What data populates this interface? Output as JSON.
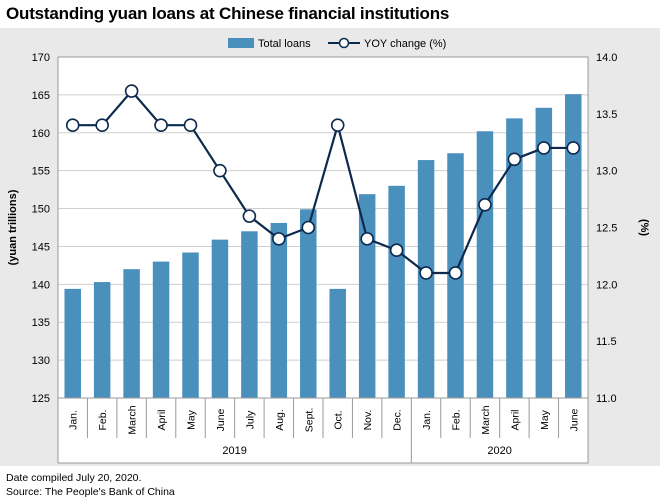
{
  "title": "Outstanding yuan loans at Chinese financial institutions",
  "footer": {
    "line1": "Date compiled July 20, 2020.",
    "line2": "Source: The People's Bank of China"
  },
  "chart_data": {
    "type": "bar",
    "categories": [
      "Jan.",
      "Feb.",
      "March",
      "April",
      "May",
      "June",
      "July",
      "Aug.",
      "Sept.",
      "Oct.",
      "Nov.",
      "Dec.",
      "Jan.",
      "Feb.",
      "March",
      "April",
      "May",
      "June"
    ],
    "year_groups": [
      {
        "label": "2019",
        "count": 12
      },
      {
        "label": "2020",
        "count": 6
      }
    ],
    "series": [
      {
        "name": "Total loans",
        "type": "bar",
        "axis": "left",
        "color": "#4a90bd",
        "values": [
          139.4,
          140.3,
          142.0,
          143.0,
          144.2,
          145.9,
          147.0,
          148.1,
          149.9,
          139.4,
          151.9,
          153.0,
          156.4,
          157.3,
          160.2,
          161.9,
          163.3,
          165.1
        ]
      },
      {
        "name": "YOY change (%)",
        "type": "line",
        "axis": "right",
        "color": "#0d2a4e",
        "values": [
          13.4,
          13.4,
          13.7,
          13.4,
          13.4,
          13.0,
          12.6,
          12.4,
          12.5,
          13.4,
          12.4,
          12.3,
          12.1,
          12.1,
          12.7,
          13.1,
          13.2,
          13.2
        ]
      }
    ],
    "ylabel": "(yuan trillions)",
    "ylim": [
      125,
      170
    ],
    "yticks": [
      125,
      130,
      135,
      140,
      145,
      150,
      155,
      160,
      165,
      170
    ],
    "y2label": "(%)",
    "y2lim": [
      11.0,
      14.0
    ],
    "y2ticks": [
      "11.0",
      "11.5",
      "12.0",
      "12.5",
      "13.0",
      "13.5",
      "14.0"
    ],
    "grid": true,
    "legend": "top-center"
  }
}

----------

(Set problem)
Pick out the lines containing the word "July" and show them.

(Written solution)
    "line1": "Date compiled July 20, 2020.",
      "July",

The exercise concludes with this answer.